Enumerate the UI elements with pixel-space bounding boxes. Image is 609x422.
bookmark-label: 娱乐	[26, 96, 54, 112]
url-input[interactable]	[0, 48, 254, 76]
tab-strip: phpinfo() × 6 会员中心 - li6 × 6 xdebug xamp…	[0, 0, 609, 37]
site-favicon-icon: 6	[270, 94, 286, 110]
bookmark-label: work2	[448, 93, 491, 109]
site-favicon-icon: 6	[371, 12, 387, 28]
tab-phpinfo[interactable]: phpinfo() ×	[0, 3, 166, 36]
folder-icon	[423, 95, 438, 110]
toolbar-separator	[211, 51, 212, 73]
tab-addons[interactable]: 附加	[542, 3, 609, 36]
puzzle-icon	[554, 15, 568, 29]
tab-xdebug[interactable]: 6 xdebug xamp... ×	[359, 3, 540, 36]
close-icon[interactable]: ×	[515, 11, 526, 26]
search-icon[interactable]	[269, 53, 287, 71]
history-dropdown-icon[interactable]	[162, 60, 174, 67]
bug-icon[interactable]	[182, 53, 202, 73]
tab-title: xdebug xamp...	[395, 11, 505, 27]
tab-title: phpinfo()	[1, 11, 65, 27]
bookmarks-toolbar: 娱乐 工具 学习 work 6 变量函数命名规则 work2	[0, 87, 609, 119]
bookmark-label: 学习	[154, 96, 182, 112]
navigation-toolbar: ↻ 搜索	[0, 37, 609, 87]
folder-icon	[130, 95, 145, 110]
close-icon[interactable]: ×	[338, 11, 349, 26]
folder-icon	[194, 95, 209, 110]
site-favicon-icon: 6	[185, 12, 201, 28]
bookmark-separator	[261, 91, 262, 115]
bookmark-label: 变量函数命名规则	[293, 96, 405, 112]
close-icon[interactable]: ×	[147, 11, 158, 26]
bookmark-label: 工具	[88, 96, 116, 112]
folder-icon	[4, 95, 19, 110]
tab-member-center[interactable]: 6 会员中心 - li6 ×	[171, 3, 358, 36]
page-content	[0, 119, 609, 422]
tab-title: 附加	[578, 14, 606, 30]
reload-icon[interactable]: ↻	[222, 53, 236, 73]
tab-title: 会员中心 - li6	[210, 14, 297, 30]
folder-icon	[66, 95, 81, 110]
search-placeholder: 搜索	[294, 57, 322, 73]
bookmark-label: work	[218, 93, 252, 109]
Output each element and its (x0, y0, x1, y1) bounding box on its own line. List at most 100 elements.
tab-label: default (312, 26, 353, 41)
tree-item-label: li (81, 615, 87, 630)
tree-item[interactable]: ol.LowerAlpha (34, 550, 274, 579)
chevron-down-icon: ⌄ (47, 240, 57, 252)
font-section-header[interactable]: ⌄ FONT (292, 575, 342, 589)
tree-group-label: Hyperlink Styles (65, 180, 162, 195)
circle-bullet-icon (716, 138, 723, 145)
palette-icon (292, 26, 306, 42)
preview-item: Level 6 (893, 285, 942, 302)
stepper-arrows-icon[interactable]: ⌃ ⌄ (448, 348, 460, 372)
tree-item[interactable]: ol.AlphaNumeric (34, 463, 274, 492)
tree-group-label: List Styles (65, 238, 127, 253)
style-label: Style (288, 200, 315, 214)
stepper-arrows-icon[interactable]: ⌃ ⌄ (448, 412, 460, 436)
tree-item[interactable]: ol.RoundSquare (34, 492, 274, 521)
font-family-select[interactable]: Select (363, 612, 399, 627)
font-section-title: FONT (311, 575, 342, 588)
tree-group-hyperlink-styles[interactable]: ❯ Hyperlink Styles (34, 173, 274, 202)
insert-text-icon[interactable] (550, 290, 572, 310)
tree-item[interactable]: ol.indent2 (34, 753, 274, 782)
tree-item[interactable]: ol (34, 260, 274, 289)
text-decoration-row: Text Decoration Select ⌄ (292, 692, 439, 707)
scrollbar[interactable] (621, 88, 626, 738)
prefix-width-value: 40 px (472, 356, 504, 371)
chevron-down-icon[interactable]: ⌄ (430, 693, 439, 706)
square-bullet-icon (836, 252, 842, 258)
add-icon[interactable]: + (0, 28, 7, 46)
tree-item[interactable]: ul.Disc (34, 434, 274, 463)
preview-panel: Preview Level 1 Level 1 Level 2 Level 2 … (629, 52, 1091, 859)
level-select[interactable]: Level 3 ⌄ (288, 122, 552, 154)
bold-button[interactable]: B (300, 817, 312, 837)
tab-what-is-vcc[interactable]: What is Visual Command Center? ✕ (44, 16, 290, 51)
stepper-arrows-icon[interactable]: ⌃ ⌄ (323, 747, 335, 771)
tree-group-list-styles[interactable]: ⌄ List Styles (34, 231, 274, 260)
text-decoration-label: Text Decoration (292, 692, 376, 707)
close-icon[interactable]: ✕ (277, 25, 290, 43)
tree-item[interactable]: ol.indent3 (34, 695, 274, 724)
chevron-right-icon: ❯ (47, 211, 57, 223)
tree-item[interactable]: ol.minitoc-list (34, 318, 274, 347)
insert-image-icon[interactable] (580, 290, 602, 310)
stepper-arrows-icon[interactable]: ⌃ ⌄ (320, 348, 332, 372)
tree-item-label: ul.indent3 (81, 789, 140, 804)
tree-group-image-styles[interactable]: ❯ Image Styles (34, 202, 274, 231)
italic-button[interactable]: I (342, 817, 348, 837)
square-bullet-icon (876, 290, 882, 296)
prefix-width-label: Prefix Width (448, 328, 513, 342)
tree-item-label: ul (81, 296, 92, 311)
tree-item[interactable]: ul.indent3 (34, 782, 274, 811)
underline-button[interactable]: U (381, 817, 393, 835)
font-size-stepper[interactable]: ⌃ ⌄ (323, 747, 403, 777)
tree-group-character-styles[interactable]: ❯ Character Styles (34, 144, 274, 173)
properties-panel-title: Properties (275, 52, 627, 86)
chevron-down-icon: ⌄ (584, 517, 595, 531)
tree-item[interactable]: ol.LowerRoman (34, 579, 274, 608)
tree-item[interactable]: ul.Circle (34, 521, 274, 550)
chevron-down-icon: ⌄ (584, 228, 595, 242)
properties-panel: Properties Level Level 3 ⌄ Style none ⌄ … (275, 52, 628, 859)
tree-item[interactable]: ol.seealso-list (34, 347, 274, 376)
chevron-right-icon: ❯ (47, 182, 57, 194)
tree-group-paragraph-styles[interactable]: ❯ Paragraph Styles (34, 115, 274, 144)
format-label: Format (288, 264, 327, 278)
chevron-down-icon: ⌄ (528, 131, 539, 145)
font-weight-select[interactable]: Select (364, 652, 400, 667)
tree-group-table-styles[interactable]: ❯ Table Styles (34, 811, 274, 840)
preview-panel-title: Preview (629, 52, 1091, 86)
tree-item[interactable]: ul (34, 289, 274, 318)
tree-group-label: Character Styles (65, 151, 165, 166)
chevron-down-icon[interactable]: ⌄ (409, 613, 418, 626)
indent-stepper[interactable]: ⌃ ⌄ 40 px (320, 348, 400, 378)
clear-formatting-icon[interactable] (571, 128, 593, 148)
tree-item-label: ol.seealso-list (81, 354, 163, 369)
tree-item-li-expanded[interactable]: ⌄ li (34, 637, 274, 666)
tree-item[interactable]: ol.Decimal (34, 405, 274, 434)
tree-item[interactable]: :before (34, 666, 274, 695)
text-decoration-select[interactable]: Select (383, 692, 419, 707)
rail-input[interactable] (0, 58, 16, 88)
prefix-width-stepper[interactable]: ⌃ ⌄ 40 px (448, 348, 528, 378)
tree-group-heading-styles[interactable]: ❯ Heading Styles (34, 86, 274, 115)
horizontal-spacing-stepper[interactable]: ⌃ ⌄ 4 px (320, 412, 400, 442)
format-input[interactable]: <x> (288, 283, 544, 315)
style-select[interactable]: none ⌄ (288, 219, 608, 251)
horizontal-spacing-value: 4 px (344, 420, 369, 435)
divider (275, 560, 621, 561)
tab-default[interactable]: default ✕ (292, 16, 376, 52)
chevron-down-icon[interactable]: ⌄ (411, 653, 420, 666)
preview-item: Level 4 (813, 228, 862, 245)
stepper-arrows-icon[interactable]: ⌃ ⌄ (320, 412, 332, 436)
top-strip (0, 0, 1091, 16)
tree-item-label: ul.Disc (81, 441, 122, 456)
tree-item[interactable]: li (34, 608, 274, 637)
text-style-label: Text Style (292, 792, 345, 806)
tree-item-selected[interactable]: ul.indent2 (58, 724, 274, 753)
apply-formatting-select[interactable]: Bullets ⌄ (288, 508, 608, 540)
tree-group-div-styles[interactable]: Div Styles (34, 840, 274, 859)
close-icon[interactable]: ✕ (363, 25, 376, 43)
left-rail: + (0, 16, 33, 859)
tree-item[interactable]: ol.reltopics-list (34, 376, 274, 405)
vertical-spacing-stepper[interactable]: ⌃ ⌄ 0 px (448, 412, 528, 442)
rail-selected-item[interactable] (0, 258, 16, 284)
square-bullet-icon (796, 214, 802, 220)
┄┄┄┄┄┄
- _WORK TO COMPLETE_: Render the lines from the first one up to and including the line with "tab-label: default (312, 26, 353, 41)" as a Markdown table. Use the columns Row and Line text, and leave out blank lines.

- _RESULT BELOW_:
| Row | Line text |
|---|---|
| 1 | Enumerate the UI elements with pixel-space bounding boxes. Image is 609x422. |
| 2 | bookmark-label: 娱乐	[26, 96, 54, 112] |
| 3 | url-input[interactable]	[0, 48, 254, 76] |
| 4 | tab-strip: phpinfo() × 6 会员中心 - li6 × 6 xdebug xamp…	[0, 0, 609, 37] |
| 5 | site-favicon-icon: 6	[270, 94, 286, 110] |
| 6 | bookmark-label: work2	[448, 93, 491, 109] |
| 7 | site-favicon-icon: 6	[371, 12, 387, 28] |
| 8 | tab-phpinfo[interactable]: phpinfo() ×	[0, 3, 166, 36] |
| 9 | folder-icon	[423, 95, 438, 110] |
| 10 | toolbar-separator	[211, 51, 212, 73] |
| 11 | tab-addons[interactable]: 附加	[542, 3, 609, 36] |
| 12 | puzzle-icon	[554, 15, 568, 29] |
| 13 | tab-xdebug[interactable]: 6 xdebug xamp... ×	[359, 3, 540, 36] |
| 14 | close-icon[interactable]: ×	[515, 11, 526, 26] |
| 15 | search-icon[interactable]	[269, 53, 287, 71] |
| 16 | history-dropdown-icon[interactable]	[162, 60, 174, 67] |
| 17 | bug-icon[interactable]	[182, 53, 202, 73] |
| 18 | tab-title: xdebug xamp...	[395, 11, 505, 27] |
| 19 | tab-title: phpinfo()	[1, 11, 65, 27] |
| 20 | bookmarks-toolbar: 娱乐 工具 学习 work 6 变量函数命名规则 work2	[0, 87, 609, 119] |
| 21 | bookmark-label: 学习	[154, 96, 182, 112] |
| 22 | navigation-toolbar: ↻ 搜索	[0, 37, 609, 87] |
| 23 | folder-icon	[130, 95, 145, 110] |
| 24 | close-icon[interactable]: ×	[338, 11, 349, 26] |
| 25 | folder-icon	[194, 95, 209, 110] |
| 26 | site-favicon-icon: 6	[185, 12, 201, 28] |
| 27 | bookmark-separator	[261, 91, 262, 115] |
| 28 | bookmark-label: 变量函数命名规则	[293, 96, 405, 112] |
| 29 | close-icon[interactable]: ×	[147, 11, 158, 26] |
| 30 | bookmark-label: 工具	[88, 96, 116, 112] |
| 31 | folder-icon	[4, 95, 19, 110] |
| 32 | tab-member-center[interactable]: 6 会员中心 - li6 ×	[171, 3, 358, 36] |
| 33 | page-content	[0, 119, 609, 422] |
| 34 | tab-title: 附加	[578, 14, 606, 30] |
| 35 | reload-icon[interactable]: ↻	[222, 53, 236, 73] |
| 36 | tab-title: 会员中心 - li6	[210, 14, 297, 30] |
| 37 | folder-icon	[66, 95, 81, 110] |
| 38 | search-placeholder: 搜索	[294, 57, 322, 73] |
| 39 | bookmark-label: work	[218, 93, 252, 109] |
| 40 | Output each element and its (x0, y0, x1, y1) bounding box on its own line. List at most 100 elements. |
| 41 | tab-label: default (312, 26, 353, 41) |